* Exercise data:
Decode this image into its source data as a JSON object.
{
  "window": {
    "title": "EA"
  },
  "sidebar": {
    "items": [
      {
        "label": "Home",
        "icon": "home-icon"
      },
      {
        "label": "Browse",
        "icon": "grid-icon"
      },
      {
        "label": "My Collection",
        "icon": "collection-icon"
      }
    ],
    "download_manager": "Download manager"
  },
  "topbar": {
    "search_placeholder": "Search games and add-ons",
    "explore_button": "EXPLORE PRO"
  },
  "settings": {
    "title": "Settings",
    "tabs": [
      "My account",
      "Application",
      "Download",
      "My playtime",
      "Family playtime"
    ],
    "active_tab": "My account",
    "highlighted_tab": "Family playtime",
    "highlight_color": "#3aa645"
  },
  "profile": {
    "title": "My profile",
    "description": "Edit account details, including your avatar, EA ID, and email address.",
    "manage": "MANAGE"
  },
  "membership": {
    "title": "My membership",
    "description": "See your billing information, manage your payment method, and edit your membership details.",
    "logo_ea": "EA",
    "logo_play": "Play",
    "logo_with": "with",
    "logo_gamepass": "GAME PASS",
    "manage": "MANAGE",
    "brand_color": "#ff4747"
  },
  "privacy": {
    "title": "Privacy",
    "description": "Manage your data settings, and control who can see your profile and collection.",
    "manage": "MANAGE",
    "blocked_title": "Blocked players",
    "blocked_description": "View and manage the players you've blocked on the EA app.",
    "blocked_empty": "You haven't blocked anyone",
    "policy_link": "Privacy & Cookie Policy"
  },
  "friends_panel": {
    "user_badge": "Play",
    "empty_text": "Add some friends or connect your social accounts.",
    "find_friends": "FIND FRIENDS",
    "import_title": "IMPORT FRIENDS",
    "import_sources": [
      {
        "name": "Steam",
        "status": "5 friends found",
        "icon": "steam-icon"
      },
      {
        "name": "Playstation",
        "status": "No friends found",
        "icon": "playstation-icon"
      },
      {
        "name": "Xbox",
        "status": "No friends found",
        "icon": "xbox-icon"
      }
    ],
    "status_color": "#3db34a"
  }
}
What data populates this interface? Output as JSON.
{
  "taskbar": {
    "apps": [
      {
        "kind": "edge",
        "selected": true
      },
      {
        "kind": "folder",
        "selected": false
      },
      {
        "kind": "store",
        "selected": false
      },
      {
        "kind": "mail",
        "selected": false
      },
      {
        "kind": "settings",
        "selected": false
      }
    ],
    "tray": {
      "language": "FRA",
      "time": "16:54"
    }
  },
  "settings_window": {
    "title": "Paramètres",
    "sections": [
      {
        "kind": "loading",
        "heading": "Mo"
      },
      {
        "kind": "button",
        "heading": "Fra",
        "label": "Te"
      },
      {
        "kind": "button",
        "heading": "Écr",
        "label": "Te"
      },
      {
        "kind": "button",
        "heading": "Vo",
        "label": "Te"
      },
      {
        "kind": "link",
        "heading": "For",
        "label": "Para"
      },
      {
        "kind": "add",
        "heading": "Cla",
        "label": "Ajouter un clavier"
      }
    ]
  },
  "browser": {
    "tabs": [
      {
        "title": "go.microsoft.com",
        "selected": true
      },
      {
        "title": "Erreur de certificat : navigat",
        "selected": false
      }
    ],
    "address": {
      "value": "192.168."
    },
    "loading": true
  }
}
---
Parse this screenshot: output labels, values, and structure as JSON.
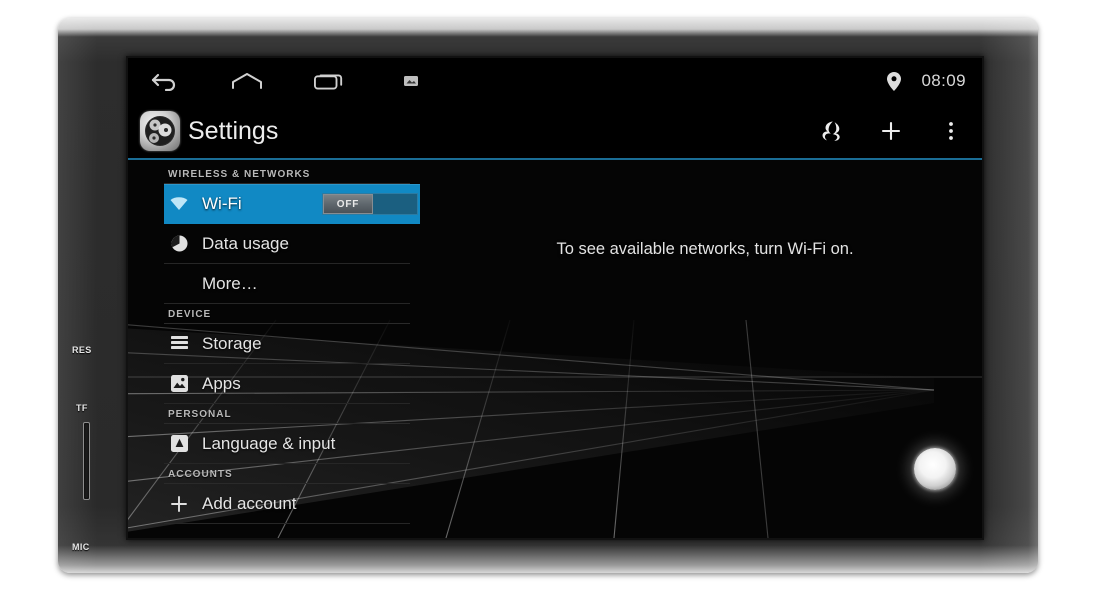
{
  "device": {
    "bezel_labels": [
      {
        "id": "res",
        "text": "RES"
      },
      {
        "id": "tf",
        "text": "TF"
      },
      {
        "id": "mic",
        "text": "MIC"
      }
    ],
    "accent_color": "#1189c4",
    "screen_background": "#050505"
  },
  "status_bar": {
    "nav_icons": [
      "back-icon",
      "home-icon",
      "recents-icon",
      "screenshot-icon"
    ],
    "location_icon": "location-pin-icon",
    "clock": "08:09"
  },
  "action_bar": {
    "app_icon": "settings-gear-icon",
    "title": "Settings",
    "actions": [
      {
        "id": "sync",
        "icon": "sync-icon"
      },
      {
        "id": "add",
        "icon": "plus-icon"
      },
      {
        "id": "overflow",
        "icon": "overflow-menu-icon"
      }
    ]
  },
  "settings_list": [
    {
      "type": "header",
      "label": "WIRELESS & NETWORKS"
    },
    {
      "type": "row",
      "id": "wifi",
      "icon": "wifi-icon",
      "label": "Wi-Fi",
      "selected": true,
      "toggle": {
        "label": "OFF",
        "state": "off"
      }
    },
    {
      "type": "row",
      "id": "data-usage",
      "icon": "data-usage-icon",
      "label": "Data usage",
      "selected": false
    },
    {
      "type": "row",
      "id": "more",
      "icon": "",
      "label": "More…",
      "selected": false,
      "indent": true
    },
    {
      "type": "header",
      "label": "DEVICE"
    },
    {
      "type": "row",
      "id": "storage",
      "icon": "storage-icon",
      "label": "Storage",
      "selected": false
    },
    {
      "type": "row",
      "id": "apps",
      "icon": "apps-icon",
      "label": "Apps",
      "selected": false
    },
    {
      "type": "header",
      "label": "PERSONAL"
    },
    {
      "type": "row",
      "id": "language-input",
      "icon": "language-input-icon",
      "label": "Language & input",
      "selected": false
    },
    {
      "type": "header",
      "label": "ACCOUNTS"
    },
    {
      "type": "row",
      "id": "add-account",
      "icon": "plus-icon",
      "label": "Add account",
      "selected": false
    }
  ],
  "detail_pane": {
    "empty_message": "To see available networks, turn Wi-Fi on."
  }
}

* Aim of the exercise:
Locate each line containing the string "address" and show it.

* Complete answer:
    "description": "Edit account details, including your avatar, EA ID, and email address.",
    "address": {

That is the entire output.